OBJECTIVE
List each line of the data that holds the word "dialog".

[begin STORED DATA]

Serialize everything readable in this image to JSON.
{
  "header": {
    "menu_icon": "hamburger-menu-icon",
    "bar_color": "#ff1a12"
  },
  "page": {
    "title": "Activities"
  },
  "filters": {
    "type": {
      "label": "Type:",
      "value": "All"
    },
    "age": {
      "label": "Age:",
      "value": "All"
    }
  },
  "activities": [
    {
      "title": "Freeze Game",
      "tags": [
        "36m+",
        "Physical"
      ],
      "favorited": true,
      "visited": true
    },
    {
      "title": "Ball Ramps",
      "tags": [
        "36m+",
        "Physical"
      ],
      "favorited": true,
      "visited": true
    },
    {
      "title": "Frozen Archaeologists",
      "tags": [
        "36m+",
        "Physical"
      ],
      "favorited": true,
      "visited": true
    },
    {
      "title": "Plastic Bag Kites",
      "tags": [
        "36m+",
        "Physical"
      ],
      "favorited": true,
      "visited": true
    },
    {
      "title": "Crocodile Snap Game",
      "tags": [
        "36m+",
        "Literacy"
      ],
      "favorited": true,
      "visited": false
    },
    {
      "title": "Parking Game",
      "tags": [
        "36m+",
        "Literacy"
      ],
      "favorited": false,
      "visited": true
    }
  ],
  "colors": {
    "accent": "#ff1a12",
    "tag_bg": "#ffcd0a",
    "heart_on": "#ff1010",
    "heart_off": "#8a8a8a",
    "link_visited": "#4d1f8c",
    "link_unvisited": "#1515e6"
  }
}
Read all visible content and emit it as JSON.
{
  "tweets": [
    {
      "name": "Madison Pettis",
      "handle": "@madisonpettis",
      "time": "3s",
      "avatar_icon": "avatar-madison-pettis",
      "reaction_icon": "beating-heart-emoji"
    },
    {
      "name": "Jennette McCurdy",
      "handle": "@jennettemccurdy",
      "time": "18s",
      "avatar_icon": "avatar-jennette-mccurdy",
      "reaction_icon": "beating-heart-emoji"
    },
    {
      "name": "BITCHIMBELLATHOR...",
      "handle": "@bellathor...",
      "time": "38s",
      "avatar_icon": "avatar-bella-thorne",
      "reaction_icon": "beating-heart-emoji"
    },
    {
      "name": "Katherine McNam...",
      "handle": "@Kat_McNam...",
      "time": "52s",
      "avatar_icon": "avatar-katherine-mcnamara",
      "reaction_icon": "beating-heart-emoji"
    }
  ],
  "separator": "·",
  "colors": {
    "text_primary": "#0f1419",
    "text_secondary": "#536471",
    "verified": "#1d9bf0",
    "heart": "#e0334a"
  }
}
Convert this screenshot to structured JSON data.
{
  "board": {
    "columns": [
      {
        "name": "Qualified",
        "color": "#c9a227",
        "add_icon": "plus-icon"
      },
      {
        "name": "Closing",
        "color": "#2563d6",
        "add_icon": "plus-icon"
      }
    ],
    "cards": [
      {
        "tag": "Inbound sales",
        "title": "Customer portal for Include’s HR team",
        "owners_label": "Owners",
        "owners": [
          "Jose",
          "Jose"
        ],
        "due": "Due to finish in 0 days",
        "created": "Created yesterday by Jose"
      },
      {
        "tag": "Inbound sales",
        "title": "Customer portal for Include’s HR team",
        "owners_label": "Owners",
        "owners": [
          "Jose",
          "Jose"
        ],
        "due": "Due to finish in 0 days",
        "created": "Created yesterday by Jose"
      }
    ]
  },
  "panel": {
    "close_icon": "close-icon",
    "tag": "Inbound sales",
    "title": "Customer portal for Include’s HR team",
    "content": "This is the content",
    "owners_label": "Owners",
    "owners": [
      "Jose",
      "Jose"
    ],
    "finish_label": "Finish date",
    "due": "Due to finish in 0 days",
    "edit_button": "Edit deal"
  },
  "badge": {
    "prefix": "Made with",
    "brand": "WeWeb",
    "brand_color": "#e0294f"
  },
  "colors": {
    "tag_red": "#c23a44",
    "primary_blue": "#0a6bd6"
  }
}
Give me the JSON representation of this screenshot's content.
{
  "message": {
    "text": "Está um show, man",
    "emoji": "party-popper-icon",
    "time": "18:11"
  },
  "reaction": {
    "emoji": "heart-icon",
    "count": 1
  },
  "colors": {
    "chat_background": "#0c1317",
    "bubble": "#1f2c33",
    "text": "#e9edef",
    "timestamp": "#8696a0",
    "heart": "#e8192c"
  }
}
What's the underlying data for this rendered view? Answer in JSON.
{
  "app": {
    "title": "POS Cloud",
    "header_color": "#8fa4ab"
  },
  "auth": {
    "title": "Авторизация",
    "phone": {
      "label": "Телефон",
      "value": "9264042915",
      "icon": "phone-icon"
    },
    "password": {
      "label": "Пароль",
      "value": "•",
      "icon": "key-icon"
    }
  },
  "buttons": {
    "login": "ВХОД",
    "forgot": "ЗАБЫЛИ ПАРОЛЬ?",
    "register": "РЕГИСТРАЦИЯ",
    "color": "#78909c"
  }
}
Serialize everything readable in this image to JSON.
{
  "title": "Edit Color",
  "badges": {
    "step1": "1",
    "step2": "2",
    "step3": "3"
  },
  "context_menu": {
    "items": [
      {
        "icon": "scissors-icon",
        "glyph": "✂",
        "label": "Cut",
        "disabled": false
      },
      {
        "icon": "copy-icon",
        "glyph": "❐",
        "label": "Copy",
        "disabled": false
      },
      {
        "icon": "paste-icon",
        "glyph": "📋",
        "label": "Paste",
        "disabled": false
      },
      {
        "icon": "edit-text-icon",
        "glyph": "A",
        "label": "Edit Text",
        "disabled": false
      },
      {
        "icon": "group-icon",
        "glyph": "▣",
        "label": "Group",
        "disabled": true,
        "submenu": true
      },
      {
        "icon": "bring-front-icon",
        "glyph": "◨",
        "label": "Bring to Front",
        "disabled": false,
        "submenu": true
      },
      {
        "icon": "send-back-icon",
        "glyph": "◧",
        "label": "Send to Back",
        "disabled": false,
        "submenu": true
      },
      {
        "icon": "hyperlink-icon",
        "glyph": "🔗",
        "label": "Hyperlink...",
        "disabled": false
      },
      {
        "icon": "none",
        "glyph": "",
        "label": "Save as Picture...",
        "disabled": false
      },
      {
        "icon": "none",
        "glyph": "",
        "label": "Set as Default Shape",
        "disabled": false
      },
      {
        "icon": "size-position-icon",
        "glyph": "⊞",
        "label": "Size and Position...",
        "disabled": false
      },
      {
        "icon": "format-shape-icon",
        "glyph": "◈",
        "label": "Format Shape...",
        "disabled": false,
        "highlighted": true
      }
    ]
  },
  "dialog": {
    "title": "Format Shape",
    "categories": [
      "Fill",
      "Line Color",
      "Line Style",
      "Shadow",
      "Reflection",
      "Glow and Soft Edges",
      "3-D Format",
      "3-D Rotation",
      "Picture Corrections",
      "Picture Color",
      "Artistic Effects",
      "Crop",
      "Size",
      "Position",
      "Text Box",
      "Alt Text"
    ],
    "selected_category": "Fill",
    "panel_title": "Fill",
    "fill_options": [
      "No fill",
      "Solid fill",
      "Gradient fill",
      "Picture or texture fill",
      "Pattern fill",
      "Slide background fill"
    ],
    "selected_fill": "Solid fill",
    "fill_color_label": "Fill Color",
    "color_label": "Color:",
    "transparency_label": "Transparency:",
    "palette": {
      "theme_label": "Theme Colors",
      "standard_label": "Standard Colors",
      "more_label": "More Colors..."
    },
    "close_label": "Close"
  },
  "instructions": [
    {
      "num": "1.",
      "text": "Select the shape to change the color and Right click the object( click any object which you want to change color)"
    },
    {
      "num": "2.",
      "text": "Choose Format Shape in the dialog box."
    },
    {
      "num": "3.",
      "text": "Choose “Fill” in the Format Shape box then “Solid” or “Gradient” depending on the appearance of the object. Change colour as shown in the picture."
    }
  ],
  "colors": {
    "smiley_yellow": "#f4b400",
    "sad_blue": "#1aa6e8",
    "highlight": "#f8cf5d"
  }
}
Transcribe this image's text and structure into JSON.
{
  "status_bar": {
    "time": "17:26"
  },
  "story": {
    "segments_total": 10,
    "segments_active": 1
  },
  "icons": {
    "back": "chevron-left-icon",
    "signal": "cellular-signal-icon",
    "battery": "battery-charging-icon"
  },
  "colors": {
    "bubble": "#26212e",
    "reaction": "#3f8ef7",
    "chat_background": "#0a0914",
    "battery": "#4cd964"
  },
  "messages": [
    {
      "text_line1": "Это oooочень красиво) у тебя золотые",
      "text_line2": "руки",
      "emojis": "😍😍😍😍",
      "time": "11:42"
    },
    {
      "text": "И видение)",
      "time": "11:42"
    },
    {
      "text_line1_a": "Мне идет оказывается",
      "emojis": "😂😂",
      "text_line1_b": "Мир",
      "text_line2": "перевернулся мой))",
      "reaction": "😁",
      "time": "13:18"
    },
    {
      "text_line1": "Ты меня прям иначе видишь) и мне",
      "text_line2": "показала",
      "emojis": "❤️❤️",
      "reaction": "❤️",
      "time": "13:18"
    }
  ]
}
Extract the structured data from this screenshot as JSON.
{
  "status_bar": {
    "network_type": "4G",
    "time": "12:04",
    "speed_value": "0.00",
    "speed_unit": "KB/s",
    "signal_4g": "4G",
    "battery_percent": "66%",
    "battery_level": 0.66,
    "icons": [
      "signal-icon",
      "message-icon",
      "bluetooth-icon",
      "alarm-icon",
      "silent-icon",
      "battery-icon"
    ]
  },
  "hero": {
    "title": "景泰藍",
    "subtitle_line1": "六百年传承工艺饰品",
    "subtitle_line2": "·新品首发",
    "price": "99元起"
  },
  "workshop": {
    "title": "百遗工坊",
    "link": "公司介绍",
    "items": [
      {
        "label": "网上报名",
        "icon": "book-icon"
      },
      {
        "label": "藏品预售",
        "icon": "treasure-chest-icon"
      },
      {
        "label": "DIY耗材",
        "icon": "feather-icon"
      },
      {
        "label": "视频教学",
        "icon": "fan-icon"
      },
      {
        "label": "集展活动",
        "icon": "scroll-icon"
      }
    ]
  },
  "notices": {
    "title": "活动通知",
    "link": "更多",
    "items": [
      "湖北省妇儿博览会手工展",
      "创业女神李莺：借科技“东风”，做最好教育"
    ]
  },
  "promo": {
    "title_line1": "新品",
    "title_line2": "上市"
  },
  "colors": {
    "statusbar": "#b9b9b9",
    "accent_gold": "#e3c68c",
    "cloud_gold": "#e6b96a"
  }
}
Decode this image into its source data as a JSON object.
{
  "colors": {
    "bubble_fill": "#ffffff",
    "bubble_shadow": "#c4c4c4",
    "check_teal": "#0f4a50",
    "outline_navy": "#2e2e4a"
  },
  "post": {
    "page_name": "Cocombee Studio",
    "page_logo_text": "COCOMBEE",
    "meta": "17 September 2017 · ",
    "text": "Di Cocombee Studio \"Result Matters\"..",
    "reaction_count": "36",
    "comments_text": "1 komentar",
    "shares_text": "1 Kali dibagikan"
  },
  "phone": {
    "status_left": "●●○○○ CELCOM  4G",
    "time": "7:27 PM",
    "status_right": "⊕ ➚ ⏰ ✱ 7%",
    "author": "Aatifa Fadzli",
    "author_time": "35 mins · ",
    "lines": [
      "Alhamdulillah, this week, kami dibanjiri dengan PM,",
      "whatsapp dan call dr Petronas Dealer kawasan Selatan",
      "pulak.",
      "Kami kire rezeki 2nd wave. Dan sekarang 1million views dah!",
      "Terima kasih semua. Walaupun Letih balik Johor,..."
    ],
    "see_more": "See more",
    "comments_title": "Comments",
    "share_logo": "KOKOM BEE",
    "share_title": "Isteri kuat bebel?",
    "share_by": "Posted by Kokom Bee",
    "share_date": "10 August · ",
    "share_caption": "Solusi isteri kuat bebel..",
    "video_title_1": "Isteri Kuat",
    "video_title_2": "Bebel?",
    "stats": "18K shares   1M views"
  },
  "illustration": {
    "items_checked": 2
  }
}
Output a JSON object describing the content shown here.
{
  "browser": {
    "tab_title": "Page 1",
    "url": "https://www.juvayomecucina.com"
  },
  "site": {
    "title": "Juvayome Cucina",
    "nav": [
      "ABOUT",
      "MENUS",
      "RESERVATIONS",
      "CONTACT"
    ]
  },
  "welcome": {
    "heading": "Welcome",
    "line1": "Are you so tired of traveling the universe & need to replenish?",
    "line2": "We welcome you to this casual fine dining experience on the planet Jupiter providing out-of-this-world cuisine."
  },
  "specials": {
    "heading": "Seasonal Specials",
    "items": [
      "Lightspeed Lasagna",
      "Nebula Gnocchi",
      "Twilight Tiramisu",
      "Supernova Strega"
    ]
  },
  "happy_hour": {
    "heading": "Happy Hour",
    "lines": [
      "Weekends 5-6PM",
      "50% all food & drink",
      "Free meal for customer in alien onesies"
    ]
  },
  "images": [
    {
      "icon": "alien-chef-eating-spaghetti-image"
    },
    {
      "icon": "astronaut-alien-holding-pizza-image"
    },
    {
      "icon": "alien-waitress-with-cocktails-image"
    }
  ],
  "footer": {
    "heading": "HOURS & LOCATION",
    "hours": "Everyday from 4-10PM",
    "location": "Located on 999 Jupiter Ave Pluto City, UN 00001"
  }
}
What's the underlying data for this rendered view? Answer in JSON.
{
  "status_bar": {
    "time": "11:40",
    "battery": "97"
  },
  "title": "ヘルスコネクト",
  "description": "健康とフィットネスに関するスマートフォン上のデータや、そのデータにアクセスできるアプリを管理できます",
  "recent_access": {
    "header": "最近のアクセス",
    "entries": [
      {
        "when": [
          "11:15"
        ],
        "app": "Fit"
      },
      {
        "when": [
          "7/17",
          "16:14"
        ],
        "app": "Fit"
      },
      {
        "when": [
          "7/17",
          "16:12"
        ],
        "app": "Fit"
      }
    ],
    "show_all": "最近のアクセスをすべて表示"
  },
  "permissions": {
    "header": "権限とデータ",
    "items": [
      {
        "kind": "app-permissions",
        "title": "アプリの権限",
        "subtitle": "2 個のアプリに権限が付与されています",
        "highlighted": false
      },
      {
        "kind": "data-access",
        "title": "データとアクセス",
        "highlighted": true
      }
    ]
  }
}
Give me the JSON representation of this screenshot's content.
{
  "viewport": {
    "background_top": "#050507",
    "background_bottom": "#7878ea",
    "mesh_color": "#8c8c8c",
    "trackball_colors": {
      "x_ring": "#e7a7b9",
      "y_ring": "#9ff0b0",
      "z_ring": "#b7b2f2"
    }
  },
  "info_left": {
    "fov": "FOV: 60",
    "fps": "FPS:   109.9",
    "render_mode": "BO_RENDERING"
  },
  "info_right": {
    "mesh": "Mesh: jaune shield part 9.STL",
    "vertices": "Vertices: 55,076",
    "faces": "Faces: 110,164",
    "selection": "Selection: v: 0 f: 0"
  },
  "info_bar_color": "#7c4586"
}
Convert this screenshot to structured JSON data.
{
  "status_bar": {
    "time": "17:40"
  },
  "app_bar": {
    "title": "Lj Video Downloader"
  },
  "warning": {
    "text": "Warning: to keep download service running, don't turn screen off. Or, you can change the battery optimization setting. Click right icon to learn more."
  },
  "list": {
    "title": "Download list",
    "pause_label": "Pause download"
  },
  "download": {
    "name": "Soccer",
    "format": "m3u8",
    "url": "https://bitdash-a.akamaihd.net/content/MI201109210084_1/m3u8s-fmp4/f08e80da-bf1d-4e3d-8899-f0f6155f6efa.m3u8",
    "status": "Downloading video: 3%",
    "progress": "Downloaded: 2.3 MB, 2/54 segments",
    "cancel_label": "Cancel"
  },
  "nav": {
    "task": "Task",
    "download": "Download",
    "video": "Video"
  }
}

[end STORED DATA]

COMPLETE RESPONSE
  "dialog": {
      "text": "Choose Format Shape in the dialog box."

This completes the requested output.